SET EXERCISE: Begin with the line containing "Extract the structured" and copy each line exactly through the last line of the entries, inclusive.

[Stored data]
- - - - - - -

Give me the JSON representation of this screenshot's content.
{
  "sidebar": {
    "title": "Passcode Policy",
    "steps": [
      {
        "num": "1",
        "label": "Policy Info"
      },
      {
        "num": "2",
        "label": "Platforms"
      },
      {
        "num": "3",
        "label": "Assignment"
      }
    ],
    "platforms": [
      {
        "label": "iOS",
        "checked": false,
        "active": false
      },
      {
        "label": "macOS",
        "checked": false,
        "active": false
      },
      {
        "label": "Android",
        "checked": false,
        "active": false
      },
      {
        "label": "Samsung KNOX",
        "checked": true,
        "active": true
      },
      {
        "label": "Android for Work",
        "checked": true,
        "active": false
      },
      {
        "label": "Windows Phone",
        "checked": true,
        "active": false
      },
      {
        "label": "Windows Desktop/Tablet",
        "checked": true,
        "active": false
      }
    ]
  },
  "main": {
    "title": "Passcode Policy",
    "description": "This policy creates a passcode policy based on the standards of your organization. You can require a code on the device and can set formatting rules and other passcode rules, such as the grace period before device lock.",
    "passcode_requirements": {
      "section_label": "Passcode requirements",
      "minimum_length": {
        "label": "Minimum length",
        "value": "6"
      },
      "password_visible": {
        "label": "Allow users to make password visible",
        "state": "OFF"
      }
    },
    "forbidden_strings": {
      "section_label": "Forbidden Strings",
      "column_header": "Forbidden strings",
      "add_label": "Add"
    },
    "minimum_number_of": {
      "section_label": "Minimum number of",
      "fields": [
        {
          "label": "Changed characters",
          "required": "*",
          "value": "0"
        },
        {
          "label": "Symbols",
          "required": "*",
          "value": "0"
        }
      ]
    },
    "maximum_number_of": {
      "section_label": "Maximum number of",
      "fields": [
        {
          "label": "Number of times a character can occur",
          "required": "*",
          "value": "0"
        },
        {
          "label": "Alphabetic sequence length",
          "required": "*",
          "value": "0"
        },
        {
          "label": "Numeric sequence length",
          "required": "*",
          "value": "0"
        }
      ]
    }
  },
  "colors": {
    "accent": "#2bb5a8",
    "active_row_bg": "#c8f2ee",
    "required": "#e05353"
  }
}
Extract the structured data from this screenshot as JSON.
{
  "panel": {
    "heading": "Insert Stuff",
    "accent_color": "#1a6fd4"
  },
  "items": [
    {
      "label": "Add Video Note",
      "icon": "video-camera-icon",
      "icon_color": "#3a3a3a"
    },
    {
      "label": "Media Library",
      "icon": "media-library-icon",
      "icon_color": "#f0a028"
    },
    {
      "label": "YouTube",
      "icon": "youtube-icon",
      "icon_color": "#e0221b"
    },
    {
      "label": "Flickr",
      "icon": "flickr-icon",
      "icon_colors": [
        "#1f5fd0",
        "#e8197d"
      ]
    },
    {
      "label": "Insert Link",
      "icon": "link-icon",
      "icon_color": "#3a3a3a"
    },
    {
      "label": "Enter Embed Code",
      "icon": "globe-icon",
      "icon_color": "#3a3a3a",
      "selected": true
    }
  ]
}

- - - - - - -

WORKED ANSWER:
Extract the structured data from this screenshot as JSON.
{
  "panel": {
    "heading": "Insert Stuff",
    "accent_color": "#1a6fd4"
  },
  "items": [
    {
      "label": "Add Video Note",
      "icon": "video-camera-icon",
      "icon_color": "#3a3a3a"
    },
    {
      "label": "Media Library",
      "icon": "media-library-icon",
      "icon_color": "#f0a028"
    },
    {
      "label": "YouTube",
      "icon": "youtube-icon",
      "icon_color": "#e0221b"
    },
    {
      "label": "Flickr",
      "icon": "flickr-icon",
      "icon_colors": [
        "#1f5fd0",
        "#e8197d"
      ]
    },
    {
      "label": "Insert Link",
      "icon": "link-icon",
      "icon_color": "#3a3a3a"
    },
    {
      "label": "Enter Embed Code",
      "icon": "globe-icon",
      "icon_color": "#3a3a3a",
      "selected": true
    }
  ]
}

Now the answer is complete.